━━ PROVIDED ENTRIES
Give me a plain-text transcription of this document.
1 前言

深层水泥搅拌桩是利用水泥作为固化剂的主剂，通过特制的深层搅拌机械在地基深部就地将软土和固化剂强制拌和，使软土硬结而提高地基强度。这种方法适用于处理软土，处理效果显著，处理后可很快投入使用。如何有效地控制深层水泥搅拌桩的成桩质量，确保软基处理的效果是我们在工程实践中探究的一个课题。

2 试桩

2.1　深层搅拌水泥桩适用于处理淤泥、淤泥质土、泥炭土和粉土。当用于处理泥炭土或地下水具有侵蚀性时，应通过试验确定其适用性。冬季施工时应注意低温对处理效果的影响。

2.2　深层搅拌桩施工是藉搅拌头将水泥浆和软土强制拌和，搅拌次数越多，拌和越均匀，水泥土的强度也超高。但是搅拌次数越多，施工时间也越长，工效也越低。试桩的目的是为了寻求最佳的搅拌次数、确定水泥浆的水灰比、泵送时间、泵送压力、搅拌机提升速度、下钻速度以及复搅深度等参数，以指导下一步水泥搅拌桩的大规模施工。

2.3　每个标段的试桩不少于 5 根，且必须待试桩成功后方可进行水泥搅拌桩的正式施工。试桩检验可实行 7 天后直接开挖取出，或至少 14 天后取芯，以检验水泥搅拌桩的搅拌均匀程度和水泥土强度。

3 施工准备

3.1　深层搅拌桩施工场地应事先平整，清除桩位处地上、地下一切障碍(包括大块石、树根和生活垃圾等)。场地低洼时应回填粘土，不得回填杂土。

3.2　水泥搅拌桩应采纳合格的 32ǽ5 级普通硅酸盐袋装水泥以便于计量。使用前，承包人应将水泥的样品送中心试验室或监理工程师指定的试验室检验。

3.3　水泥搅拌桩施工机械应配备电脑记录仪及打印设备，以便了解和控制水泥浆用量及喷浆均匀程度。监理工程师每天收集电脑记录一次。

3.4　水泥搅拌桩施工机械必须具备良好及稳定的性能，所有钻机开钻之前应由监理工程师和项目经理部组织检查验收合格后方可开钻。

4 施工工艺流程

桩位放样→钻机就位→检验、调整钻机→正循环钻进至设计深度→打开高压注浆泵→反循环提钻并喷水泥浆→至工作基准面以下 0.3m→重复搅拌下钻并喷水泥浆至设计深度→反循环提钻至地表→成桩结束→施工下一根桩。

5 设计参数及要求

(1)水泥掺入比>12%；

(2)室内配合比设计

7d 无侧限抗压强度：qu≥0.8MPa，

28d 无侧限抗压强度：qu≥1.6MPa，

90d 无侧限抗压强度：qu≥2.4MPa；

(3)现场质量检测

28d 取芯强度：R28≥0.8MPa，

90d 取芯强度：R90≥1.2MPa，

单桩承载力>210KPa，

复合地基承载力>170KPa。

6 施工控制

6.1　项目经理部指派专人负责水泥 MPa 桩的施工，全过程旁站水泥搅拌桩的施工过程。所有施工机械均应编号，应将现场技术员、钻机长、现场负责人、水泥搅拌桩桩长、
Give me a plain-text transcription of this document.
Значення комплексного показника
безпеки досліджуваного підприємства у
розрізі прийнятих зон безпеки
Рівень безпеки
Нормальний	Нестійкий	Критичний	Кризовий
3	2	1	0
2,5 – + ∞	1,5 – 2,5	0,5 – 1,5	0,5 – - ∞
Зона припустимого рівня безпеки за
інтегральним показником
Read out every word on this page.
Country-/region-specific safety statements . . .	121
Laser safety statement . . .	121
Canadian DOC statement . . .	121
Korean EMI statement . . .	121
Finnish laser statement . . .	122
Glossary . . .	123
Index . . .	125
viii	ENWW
━━━━
» GIVEN PROBLEM
Take the lines above from the one holding "Read out every word on this page." to the last and output them exactly.

» CORRECT RESULT
Read out every word on this page.
Country-/region-specific safety statements . . .	121
Laser safety statement . . .	121
Canadian DOC statement . . .	121
Korean EMI statement . . .	121
Finnish laser statement . . .	122
Glossary . . .	123
Index . . .	125
viii	ENWW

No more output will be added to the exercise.